Input material:
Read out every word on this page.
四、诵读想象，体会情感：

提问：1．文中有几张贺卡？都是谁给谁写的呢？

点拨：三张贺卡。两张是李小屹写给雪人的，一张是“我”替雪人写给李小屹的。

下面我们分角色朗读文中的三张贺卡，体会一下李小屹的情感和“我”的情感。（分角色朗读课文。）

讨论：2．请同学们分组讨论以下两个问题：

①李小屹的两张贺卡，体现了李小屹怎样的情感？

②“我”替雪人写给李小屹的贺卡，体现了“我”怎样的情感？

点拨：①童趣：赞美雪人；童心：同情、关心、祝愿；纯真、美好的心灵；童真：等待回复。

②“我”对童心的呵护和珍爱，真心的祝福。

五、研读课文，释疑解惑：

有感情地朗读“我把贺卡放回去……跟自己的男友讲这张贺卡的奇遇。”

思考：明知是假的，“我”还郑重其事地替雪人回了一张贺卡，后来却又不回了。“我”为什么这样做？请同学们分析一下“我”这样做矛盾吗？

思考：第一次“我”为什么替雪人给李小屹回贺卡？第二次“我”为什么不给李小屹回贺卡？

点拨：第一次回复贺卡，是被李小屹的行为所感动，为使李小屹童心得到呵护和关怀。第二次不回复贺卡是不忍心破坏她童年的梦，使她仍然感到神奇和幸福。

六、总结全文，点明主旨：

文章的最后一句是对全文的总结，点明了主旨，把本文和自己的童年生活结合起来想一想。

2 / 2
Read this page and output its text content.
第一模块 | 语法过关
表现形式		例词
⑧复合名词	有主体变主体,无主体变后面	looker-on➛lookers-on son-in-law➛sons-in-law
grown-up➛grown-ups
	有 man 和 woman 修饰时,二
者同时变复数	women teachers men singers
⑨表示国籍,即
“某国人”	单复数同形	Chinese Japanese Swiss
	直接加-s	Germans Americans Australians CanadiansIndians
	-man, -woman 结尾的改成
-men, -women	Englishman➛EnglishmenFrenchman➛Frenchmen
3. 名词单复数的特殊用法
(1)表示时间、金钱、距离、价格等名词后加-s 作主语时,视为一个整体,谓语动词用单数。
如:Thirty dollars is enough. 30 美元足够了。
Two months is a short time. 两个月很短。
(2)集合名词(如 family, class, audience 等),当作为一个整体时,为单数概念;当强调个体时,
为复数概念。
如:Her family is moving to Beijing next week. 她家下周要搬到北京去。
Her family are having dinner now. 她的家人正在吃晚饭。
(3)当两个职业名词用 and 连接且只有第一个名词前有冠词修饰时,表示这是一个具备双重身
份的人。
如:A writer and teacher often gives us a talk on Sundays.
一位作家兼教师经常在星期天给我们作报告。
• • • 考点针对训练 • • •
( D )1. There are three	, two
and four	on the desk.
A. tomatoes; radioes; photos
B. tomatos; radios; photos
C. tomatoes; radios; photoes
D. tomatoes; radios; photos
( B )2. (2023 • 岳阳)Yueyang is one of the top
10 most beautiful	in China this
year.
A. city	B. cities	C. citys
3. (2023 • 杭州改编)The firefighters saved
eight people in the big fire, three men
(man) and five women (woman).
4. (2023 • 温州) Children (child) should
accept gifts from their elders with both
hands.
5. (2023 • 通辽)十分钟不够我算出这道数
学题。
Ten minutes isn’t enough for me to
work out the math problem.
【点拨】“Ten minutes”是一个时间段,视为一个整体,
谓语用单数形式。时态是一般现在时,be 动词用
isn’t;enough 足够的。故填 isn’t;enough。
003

Aim of the exercise: Quote the data in full, keeping each word unchanged.

Result of the exercise:
Read out every word on this page.
四、诵读想象，体会情感：

提问：1．文中有几张贺卡？都是谁给谁写的呢？

点拨：三张贺卡。两张是李小屹写给雪人的，一张是“我”替雪人写给李小屹的。

下面我们分角色朗读文中的三张贺卡，体会一下李小屹的情感和“我”的情感。（分角色朗读课文。）

讨论：2．请同学们分组讨论以下两个问题：

①李小屹的两张贺卡，体现了李小屹怎样的情感？

②“我”替雪人写给李小屹的贺卡，体现了“我”怎样的情感？

点拨：①童趣：赞美雪人；童心：同情、关心、祝愿；纯真、美好的心灵；童真：等待回复。

②“我”对童心的呵护和珍爱，真心的祝福。

五、研读课文，释疑解惑：

有感情地朗读“我把贺卡放回去……跟自己的男友讲这张贺卡的奇遇。”

思考：明知是假的，“我”还郑重其事地替雪人回了一张贺卡，后来却又不回了。“我”为什么这样做？请同学们分析一下“我”这样做矛盾吗？

思考：第一次“我”为什么替雪人给李小屹回贺卡？第二次“我”为什么不给李小屹回贺卡？

点拨：第一次回复贺卡，是被李小屹的行为所感动，为使李小屹童心得到呵护和关怀。第二次不回复贺卡是不忍心破坏她童年的梦，使她仍然感到神奇和幸福。

六、总结全文，点明主旨：

文章的最后一句是对全文的总结，点明了主旨，把本文和自己的童年生活结合起来想一想。

2 / 2
Read this page and output its text content.
第一模块 | 语法过关
表现形式		例词
⑧复合名词	有主体变主体,无主体变后面	looker-on➛lookers-on son-in-law➛sons-in-law
grown-up➛grown-ups
	有 man 和 woman 修饰时,二
者同时变复数	women teachers men singers
⑨表示国籍,即
“某国人”	单复数同形	Chinese Japanese Swiss
	直接加-s	Germans Americans Australians CanadiansIndians
	-man, -woman 结尾的改成
-men, -women	Englishman➛EnglishmenFrenchman➛Frenchmen
3. 名词单复数的特殊用法
(1)表示时间、金钱、距离、价格等名词后加-s 作主语时,视为一个整体,谓语动词用单数。
如:Thirty dollars is enough. 30 美元足够了。
Two months is a short time. 两个月很短。
(2)集合名词(如 family, class, audience 等),当作为一个整体时,为单数概念;当强调个体时,
为复数概念。
如:Her family is moving to Beijing next week. 她家下周要搬到北京去。
Her family are having dinner now. 她的家人正在吃晚饭。
(3)当两个职业名词用 and 连接且只有第一个名词前有冠词修饰时,表示这是一个具备双重身
份的人。
如:A writer and teacher often gives us a talk on Sundays.
一位作家兼教师经常在星期天给我们作报告。
• • • 考点针对训练 • • •
( D )1. There are three	, two
and four	on the desk.
A. tomatoes; radioes; photos
B. tomatos; radios; photos
C. tomatoes; radios; photoes
D. tomatoes; radios; photos
( B )2. (2023 • 岳阳)Yueyang is one of the top
10 most beautiful	in China this
year.
A. city	B. cities	C. citys
3. (2023 • 杭州改编)The firefighters saved
eight people in the big fire, three men
(man) and five women (woman).
4. (2023 • 温州) Children (child) should
accept gifts from their elders with both
hands.
5. (2023 • 通辽)十分钟不够我算出这道数
学题。
Ten minutes isn’t enough for me to
work out the math problem.
【点拨】“Ten minutes”是一个时间段,视为一个整体,
谓语用单数形式。时态是一般现在时,be 动词用
isn’t;enough 足够的。故填 isn’t;enough。
003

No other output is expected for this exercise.